Chart and figure data
=-=-=-=-=

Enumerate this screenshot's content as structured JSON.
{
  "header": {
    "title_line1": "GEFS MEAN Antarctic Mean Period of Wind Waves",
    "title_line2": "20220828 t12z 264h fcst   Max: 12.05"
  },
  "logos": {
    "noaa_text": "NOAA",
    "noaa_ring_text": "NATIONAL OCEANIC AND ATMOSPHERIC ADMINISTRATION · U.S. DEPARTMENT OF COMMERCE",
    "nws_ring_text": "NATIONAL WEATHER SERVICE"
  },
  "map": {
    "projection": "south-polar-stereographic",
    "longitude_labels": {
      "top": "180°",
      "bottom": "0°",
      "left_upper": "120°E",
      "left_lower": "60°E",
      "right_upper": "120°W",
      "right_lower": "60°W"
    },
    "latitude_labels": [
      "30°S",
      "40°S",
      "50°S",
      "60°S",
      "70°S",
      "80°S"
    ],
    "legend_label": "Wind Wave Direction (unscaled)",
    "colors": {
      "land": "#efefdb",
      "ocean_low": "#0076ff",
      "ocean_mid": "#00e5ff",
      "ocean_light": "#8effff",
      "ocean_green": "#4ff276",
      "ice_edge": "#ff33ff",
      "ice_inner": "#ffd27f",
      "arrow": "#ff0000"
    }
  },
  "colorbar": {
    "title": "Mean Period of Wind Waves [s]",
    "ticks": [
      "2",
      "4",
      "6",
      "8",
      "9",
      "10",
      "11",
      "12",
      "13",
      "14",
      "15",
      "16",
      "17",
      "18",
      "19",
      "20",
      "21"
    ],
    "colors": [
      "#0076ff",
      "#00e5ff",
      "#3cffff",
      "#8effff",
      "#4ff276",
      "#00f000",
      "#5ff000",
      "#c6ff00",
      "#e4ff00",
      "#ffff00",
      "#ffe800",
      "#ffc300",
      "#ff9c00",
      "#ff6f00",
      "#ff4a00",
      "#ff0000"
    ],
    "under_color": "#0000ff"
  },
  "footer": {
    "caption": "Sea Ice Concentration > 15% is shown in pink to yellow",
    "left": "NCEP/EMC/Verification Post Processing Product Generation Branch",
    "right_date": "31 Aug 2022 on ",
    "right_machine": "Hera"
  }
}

=-=-=-=-=

> [Short problem]:
Search the entries for the word "NATIONAL", then list each line that holds it.

> [Answer for this exercise]:
    "noaa_ring_text": "NATIONAL OCEANIC AND ATMOSPHERIC ADMINISTRATION · U.S. DEPARTMENT OF COMMERCE",
    "nws_ring_text": "NATIONAL WEATHER SERVICE"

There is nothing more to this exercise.